-- BEGIN Stored records --
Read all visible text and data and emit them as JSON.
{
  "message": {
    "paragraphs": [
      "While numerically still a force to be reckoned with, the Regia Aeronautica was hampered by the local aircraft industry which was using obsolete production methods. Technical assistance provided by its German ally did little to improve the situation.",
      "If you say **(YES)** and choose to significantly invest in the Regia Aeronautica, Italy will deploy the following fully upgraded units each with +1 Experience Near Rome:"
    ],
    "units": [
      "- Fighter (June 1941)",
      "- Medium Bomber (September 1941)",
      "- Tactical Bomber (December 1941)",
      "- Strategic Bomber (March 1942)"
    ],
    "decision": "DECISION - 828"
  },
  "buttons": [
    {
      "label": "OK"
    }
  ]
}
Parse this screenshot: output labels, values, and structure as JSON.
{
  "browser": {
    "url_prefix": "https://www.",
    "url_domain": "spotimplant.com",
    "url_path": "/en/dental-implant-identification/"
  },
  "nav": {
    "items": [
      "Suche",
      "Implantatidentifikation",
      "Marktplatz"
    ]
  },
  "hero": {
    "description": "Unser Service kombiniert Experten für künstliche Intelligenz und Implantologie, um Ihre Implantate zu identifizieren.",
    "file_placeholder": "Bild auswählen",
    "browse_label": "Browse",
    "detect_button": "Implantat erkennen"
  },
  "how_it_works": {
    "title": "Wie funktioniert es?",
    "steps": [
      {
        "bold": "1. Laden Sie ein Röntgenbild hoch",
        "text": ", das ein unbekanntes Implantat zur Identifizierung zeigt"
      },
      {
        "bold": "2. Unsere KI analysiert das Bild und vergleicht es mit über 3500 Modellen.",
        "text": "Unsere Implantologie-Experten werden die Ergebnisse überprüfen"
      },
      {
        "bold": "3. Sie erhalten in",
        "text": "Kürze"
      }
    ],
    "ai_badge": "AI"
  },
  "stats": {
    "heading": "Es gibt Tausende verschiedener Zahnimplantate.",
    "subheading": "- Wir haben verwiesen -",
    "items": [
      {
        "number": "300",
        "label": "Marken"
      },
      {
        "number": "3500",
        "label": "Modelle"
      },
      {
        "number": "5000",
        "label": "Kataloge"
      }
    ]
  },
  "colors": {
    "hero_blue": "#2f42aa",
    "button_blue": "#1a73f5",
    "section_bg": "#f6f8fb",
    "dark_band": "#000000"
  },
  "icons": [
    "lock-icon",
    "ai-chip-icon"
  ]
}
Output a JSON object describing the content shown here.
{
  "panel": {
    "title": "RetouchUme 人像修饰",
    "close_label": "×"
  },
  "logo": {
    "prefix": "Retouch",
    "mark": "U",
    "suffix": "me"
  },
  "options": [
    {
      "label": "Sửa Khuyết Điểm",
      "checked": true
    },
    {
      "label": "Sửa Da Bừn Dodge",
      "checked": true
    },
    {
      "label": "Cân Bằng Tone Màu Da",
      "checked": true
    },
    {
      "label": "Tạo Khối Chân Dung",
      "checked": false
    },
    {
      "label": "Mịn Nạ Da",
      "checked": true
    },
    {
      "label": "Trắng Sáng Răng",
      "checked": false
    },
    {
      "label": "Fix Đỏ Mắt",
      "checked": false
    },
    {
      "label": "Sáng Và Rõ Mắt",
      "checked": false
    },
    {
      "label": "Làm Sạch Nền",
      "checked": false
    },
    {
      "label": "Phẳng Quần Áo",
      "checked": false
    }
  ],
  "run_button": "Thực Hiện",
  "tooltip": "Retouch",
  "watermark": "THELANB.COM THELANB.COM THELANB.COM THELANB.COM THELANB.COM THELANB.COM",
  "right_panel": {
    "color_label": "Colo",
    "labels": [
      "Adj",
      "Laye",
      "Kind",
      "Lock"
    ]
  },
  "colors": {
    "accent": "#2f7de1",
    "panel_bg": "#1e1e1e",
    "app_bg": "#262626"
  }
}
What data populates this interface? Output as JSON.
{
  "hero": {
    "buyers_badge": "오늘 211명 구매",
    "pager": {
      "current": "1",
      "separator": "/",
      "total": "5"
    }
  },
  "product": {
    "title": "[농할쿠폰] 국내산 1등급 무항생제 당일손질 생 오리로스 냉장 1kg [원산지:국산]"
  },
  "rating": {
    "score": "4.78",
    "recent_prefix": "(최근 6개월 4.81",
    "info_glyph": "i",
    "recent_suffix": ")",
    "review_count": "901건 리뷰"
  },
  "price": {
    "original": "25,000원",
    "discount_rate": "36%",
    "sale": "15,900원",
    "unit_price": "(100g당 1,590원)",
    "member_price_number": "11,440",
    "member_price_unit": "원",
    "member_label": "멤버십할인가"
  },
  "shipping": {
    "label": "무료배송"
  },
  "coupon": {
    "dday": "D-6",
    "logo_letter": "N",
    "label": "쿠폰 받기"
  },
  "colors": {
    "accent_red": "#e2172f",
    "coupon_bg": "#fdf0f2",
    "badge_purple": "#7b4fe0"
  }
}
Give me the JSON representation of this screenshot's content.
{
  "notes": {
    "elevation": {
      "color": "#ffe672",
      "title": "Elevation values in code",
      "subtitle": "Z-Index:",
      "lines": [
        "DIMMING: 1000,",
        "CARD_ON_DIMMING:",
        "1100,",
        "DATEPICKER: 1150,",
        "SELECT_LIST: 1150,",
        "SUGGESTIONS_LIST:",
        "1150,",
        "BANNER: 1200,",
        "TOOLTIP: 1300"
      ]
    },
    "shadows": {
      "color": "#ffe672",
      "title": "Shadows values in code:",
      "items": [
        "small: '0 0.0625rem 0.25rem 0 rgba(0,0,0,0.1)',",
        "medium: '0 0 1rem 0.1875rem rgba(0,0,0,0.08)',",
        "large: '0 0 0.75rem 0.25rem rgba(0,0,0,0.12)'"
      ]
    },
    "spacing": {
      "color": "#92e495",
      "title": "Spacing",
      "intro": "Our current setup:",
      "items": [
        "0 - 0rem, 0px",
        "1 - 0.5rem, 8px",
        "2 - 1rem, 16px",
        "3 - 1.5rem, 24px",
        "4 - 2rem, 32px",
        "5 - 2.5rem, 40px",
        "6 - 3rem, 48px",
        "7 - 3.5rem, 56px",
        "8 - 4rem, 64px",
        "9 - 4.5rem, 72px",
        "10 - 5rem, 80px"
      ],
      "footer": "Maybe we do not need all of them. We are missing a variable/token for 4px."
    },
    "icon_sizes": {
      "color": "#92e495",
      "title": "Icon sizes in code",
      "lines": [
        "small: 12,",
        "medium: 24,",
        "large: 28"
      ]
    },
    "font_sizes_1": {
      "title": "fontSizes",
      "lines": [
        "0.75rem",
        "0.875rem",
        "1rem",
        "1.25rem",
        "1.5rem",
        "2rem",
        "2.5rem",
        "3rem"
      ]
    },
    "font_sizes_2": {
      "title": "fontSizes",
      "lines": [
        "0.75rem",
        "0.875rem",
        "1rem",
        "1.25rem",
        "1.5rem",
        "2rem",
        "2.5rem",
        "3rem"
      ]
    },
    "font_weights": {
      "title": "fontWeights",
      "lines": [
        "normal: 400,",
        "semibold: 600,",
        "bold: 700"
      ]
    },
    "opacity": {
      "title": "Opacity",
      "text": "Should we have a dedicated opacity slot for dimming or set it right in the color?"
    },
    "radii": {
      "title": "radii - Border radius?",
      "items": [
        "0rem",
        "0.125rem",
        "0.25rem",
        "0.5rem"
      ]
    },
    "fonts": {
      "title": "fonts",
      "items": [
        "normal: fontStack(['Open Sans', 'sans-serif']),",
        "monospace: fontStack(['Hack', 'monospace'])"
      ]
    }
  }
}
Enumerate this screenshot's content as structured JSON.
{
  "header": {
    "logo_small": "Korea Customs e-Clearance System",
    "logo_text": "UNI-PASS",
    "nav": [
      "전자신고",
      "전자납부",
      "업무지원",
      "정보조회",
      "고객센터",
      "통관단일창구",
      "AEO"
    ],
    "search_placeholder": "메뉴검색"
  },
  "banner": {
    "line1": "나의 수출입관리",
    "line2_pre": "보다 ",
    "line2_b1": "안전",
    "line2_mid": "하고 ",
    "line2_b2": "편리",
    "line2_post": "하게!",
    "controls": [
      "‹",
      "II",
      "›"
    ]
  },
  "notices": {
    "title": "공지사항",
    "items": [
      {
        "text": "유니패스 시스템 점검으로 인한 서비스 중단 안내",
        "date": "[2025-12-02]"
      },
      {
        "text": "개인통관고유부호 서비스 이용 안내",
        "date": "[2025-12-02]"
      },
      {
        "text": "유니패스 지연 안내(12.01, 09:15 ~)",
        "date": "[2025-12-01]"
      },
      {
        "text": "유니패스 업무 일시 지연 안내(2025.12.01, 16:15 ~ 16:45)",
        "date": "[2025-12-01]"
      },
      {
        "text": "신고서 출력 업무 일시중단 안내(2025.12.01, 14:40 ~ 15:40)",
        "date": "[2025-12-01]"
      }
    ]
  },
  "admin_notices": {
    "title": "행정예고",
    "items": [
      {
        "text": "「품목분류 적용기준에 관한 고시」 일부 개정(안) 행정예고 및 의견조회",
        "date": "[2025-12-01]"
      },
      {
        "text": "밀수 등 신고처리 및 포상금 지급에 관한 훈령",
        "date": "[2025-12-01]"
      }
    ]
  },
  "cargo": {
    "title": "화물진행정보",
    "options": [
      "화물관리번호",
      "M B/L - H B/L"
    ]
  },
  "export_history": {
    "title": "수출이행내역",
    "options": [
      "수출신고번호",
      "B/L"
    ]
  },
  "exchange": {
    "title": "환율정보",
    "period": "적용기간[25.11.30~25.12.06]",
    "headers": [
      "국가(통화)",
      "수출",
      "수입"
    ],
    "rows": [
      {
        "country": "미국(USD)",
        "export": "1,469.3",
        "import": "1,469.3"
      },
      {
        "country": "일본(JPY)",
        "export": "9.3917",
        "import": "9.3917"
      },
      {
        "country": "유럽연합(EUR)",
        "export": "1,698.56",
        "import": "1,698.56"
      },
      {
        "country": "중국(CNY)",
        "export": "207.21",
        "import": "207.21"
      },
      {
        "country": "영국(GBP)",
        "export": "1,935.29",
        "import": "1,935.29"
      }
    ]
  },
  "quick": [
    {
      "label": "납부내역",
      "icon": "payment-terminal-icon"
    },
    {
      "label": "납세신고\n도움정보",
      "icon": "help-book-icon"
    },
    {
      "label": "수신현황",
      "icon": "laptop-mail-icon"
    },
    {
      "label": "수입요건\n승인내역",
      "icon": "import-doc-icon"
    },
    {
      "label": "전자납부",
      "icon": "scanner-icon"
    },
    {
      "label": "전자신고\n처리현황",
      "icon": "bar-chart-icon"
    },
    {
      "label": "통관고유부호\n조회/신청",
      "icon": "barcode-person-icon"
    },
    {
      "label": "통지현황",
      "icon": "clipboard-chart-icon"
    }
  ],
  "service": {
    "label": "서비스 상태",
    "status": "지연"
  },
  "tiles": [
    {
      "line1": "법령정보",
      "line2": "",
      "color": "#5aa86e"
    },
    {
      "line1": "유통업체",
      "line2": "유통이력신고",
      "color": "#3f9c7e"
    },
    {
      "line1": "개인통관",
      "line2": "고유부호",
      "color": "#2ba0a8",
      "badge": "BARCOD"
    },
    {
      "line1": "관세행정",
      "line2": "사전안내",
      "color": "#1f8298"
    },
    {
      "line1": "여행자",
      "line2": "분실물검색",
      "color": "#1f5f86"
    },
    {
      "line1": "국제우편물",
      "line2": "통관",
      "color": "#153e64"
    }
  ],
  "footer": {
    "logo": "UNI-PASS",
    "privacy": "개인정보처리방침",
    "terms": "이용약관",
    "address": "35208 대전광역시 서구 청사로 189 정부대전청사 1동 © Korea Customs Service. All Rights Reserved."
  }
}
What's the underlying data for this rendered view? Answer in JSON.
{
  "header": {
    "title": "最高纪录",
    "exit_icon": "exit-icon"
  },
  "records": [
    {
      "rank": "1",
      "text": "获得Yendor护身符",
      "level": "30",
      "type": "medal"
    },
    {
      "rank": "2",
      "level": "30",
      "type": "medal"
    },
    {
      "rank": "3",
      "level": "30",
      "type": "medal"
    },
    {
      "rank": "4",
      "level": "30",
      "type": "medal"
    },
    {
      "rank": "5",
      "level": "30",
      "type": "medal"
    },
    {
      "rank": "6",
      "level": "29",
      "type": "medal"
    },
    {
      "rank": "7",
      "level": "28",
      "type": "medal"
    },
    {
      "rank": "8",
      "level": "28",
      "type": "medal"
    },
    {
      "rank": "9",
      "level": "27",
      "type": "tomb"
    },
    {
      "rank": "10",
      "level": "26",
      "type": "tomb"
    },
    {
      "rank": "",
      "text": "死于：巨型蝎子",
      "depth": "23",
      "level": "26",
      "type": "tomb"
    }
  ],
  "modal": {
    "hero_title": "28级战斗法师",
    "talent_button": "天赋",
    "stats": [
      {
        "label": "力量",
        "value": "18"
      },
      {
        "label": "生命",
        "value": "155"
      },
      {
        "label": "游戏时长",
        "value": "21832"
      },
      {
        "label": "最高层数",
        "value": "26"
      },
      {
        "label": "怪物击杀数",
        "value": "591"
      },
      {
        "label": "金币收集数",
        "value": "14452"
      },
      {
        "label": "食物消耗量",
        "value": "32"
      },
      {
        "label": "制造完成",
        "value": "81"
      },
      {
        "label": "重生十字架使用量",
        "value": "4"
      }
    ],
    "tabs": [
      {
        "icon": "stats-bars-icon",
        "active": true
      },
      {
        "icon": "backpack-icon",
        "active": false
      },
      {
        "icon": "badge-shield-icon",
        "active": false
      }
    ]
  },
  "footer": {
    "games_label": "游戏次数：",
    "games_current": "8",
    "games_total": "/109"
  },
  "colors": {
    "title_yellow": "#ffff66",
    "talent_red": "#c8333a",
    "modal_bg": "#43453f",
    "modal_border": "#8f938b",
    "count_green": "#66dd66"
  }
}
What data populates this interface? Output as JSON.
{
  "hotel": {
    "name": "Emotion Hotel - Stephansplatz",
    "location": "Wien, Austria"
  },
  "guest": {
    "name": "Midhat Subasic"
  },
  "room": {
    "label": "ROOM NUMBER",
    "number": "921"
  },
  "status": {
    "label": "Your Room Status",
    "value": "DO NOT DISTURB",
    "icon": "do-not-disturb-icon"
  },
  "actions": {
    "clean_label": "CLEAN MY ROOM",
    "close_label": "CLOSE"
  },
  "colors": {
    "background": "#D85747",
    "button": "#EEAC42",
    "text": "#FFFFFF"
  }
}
-- END Stored records --
Given request - Search the preceding listing for the word "Korea" and pull out every line that holds it.

Exercise solution -
    "logo_small": "Korea Customs e-Clearance System",
    "address": "35208 대전광역시 서구 청사로 189 정부대전청사 1동 © Korea Customs Service. All Rights Reserved."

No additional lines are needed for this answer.